Entries with figure data:
------------------------------------------------------------------------

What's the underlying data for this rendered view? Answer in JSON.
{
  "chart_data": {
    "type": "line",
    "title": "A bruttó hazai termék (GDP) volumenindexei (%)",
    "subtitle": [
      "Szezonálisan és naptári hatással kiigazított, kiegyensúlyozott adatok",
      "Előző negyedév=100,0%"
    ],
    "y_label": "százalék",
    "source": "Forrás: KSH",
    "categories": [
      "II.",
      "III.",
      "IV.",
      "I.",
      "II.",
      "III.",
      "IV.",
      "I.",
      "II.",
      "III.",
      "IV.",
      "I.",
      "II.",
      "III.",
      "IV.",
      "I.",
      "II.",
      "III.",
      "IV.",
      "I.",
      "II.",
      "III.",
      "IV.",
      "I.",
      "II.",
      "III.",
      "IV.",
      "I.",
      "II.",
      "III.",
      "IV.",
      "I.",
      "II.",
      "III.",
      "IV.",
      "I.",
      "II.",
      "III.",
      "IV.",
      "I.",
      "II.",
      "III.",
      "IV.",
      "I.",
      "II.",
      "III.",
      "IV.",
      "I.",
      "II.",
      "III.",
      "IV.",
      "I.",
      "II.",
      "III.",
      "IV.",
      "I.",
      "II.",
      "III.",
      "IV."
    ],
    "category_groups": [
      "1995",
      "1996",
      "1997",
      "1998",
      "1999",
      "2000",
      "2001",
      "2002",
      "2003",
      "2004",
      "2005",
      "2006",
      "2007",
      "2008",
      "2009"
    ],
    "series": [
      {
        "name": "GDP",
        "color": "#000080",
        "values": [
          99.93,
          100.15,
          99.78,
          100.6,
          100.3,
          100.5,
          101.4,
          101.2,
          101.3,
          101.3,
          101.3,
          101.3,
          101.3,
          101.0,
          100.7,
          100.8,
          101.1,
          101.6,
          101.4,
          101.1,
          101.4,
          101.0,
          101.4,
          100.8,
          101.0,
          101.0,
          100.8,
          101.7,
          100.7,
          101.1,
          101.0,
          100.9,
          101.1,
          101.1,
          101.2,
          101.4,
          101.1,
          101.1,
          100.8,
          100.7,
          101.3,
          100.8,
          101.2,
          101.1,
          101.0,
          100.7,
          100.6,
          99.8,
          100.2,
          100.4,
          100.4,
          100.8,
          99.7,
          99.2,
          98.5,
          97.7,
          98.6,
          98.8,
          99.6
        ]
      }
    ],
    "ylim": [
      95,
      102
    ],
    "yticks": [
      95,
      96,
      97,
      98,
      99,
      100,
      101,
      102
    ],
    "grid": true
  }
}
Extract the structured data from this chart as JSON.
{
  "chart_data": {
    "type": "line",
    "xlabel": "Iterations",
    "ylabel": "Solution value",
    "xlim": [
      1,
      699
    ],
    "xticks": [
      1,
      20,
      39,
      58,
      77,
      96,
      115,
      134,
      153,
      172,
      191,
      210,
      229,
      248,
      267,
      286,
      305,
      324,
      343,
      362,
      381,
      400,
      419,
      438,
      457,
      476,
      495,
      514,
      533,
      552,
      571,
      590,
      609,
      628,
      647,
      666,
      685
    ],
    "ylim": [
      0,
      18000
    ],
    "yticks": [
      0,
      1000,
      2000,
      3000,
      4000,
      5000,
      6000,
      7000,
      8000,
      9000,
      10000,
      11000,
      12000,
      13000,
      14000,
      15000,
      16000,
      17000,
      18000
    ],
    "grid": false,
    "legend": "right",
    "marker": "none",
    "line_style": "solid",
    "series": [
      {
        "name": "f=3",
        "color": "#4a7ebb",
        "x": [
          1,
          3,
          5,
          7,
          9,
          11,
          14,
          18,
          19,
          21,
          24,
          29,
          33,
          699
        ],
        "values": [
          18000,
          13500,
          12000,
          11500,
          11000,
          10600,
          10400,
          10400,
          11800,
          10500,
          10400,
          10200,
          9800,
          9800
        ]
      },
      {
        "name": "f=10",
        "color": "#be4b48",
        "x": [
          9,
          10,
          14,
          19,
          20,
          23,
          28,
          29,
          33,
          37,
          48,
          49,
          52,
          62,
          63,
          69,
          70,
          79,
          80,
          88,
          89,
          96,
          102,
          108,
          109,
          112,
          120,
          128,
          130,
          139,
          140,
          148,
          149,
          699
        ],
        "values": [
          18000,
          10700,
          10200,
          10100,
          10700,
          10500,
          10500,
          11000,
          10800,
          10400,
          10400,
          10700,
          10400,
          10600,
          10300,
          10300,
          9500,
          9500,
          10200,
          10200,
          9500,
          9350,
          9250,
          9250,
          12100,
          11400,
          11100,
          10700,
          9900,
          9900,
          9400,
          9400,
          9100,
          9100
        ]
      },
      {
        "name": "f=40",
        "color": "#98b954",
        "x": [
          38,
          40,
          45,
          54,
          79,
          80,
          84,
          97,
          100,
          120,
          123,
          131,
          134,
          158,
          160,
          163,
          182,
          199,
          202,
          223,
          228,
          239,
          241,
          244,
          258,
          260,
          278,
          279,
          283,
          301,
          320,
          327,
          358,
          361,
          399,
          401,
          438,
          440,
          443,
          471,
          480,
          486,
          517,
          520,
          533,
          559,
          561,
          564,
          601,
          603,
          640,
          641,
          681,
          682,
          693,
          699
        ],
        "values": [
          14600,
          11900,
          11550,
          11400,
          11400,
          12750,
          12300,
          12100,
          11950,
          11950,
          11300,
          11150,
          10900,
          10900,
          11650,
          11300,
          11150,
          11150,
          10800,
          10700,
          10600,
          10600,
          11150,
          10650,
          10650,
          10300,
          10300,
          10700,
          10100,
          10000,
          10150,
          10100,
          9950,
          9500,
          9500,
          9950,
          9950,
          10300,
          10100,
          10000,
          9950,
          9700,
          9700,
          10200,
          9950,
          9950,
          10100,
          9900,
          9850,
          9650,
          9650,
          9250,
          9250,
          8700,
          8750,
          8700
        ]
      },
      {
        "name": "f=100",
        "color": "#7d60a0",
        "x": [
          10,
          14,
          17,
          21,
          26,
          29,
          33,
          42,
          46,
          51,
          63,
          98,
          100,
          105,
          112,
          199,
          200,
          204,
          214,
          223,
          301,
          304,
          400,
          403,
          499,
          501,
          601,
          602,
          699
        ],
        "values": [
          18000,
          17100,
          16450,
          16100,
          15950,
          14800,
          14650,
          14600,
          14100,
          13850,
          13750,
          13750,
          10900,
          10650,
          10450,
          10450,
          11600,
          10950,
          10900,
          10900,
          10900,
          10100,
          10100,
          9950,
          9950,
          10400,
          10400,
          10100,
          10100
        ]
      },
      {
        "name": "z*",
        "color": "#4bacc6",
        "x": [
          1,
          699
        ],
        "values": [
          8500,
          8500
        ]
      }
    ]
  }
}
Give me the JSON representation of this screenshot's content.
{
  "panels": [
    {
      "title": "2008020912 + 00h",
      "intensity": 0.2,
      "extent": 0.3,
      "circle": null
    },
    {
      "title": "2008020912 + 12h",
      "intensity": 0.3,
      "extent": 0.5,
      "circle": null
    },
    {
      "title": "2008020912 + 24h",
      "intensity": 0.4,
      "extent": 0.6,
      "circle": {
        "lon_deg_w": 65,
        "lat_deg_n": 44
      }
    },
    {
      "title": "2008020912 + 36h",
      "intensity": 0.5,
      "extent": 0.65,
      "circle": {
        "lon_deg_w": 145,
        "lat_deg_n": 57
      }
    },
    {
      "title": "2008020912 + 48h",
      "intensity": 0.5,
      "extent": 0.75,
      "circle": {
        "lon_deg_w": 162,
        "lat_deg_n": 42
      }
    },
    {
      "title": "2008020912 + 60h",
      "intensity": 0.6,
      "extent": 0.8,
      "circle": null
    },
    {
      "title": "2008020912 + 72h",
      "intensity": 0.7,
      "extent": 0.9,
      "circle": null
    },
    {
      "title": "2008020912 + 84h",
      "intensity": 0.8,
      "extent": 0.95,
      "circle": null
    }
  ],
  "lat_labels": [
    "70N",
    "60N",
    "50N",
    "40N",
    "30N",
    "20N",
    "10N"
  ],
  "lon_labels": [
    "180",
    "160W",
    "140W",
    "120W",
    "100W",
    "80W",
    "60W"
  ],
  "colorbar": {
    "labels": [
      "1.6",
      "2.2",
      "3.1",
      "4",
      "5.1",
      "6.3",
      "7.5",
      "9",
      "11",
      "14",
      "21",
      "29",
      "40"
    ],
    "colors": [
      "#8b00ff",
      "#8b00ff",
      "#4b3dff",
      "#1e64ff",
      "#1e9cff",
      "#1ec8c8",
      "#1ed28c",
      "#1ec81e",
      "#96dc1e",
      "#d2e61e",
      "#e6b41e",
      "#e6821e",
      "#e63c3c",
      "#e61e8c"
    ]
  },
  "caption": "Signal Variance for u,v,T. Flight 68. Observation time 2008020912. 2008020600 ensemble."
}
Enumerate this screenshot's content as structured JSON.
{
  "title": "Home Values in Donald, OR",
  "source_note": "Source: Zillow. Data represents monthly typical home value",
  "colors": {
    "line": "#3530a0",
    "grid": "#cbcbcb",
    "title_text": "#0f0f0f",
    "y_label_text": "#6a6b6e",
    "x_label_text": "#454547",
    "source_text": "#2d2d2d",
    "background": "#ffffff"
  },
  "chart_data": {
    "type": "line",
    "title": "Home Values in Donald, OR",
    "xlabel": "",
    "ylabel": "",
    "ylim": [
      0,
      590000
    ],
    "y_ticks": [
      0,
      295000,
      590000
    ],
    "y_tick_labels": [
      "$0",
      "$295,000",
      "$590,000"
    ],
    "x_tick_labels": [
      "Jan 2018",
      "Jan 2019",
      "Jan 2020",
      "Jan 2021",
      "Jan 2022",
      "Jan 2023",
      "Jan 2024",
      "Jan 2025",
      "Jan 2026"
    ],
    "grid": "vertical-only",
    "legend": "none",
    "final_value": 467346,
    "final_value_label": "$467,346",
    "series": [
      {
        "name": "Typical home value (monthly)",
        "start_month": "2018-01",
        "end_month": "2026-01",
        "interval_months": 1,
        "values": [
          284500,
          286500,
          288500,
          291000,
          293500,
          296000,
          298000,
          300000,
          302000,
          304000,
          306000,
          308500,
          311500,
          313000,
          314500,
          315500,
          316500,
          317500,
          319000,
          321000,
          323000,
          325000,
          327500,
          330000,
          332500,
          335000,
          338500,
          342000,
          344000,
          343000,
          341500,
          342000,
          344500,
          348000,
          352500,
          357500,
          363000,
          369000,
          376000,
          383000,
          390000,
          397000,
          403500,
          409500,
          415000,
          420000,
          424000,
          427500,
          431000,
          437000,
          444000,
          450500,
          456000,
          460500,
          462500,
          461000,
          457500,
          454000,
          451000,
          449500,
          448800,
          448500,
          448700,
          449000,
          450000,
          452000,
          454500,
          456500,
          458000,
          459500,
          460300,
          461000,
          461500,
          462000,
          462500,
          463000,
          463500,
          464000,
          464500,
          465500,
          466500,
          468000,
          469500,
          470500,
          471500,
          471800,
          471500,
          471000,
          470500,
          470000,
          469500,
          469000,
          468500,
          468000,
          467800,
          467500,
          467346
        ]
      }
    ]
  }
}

------------------------------------------------------------------------

# Your task
Read the data above and pull out each line that holds the string "monthly".

# The completed task
  "source_note": "Source: Zillow. Data represents monthly typical home value",
        "name": "Typical home value (monthly)",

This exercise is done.